### Provided entries
=======
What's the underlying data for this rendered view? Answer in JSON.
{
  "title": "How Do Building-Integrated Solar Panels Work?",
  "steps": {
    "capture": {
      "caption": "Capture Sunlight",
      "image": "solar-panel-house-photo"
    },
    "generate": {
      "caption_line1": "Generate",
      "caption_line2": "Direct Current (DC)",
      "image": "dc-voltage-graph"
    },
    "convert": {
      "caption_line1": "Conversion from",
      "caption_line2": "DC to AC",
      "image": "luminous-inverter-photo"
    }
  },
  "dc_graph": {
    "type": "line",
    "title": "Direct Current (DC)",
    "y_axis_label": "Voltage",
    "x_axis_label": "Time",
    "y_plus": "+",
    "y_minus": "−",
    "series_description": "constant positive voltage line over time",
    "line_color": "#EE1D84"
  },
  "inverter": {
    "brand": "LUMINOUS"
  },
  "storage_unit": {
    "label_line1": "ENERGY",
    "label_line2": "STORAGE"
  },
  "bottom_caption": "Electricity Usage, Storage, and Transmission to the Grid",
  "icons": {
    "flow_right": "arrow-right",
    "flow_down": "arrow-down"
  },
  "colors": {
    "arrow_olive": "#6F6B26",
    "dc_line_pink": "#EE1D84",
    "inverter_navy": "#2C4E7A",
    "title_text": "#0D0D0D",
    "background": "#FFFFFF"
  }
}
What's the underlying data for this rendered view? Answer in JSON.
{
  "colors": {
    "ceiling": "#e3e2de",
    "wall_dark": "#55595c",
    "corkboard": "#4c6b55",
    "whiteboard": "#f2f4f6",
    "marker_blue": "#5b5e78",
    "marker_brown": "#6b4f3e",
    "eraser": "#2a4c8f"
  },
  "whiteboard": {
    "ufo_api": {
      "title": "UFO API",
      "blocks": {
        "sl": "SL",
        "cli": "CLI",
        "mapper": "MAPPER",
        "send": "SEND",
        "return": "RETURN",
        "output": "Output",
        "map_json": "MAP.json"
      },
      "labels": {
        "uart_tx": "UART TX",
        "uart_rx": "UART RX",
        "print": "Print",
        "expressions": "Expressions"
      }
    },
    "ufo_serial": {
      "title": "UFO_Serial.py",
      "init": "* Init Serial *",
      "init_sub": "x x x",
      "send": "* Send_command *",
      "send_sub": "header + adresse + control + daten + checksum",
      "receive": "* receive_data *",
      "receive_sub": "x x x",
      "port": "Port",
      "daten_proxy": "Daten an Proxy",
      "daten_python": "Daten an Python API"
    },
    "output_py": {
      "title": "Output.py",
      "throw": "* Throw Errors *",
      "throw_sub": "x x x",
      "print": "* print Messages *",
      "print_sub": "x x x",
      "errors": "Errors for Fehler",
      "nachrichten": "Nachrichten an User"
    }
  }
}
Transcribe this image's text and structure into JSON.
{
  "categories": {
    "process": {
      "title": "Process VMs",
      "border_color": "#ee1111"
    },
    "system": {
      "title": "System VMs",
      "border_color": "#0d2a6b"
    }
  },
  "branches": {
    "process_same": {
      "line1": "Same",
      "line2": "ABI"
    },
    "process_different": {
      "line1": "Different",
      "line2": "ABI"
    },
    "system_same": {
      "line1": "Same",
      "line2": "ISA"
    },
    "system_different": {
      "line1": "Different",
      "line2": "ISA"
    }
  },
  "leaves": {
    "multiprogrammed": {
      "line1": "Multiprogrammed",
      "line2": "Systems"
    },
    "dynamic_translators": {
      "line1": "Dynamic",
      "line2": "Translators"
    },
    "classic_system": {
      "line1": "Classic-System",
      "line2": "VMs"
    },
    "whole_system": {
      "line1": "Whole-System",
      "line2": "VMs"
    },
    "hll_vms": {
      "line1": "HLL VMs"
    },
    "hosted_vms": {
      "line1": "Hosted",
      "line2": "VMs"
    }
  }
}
=======
### What the task asks
Output every line above without altering anything.

### The solution
What's the underlying data for this rendered view? Answer in JSON.
{
  "title": "How Do Building-Integrated Solar Panels Work?",
  "steps": {
    "capture": {
      "caption": "Capture Sunlight",
      "image": "solar-panel-house-photo"
    },
    "generate": {
      "caption_line1": "Generate",
      "caption_line2": "Direct Current (DC)",
      "image": "dc-voltage-graph"
    },
    "convert": {
      "caption_line1": "Conversion from",
      "caption_line2": "DC to AC",
      "image": "luminous-inverter-photo"
    }
  },
  "dc_graph": {
    "type": "line",
    "title": "Direct Current (DC)",
    "y_axis_label": "Voltage",
    "x_axis_label": "Time",
    "y_plus": "+",
    "y_minus": "−",
    "series_description": "constant positive voltage line over time",
    "line_color": "#EE1D84"
  },
  "inverter": {
    "brand": "LUMINOUS"
  },
  "storage_unit": {
    "label_line1": "ENERGY",
    "label_line2": "STORAGE"
  },
  "bottom_caption": "Electricity Usage, Storage, and Transmission to the Grid",
  "icons": {
    "flow_right": "arrow-right",
    "flow_down": "arrow-down"
  },
  "colors": {
    "arrow_olive": "#6F6B26",
    "dc_line_pink": "#EE1D84",
    "inverter_navy": "#2C4E7A",
    "title_text": "#0D0D0D",
    "background": "#FFFFFF"
  }
}
What's the underlying data for this rendered view? Answer in JSON.
{
  "colors": {
    "ceiling": "#e3e2de",
    "wall_dark": "#55595c",
    "corkboard": "#4c6b55",
    "whiteboard": "#f2f4f6",
    "marker_blue": "#5b5e78",
    "marker_brown": "#6b4f3e",
    "eraser": "#2a4c8f"
  },
  "whiteboard": {
    "ufo_api": {
      "title": "UFO API",
      "blocks": {
        "sl": "SL",
        "cli": "CLI",
        "mapper": "MAPPER",
        "send": "SEND",
        "return": "RETURN",
        "output": "Output",
        "map_json": "MAP.json"
      },
      "labels": {
        "uart_tx": "UART TX",
        "uart_rx": "UART RX",
        "print": "Print",
        "expressions": "Expressions"
      }
    },
    "ufo_serial": {
      "title": "UFO_Serial.py",
      "init": "* Init Serial *",
      "init_sub": "x x x",
      "send": "* Send_command *",
      "send_sub": "header + adresse + control + daten + checksum",
      "receive": "* receive_data *",
      "receive_sub": "x x x",
      "port": "Port",
      "daten_proxy": "Daten an Proxy",
      "daten_python": "Daten an Python API"
    },
    "output_py": {
      "title": "Output.py",
      "throw": "* Throw Errors *",
      "throw_sub": "x x x",
      "print": "* print Messages *",
      "print_sub": "x x x",
      "errors": "Errors for Fehler",
      "nachrichten": "Nachrichten an User"
    }
  }
}
Transcribe this image's text and structure into JSON.
{
  "categories": {
    "process": {
      "title": "Process VMs",
      "border_color": "#ee1111"
    },
    "system": {
      "title": "System VMs",
      "border_color": "#0d2a6b"
    }
  },
  "branches": {
    "process_same": {
      "line1": "Same",
      "line2": "ABI"
    },
    "process_different": {
      "line1": "Different",
      "line2": "ABI"
    },
    "system_same": {
      "line1": "Same",
      "line2": "ISA"
    },
    "system_different": {
      "line1": "Different",
      "line2": "ISA"
    }
  },
  "leaves": {
    "multiprogrammed": {
      "line1": "Multiprogrammed",
      "line2": "Systems"
    },
    "dynamic_translators": {
      "line1": "Dynamic",
      "line2": "Translators"
    },
    "classic_system": {
      "line1": "Classic-System",
      "line2": "VMs"
    },
    "whole_system": {
      "line1": "Whole-System",
      "line2": "VMs"
    },
    "hll_vms": {
      "line1": "HLL VMs"
    },
    "hosted_vms": {
      "line1": "Hosted",
      "line2": "VMs"
    }
  }
}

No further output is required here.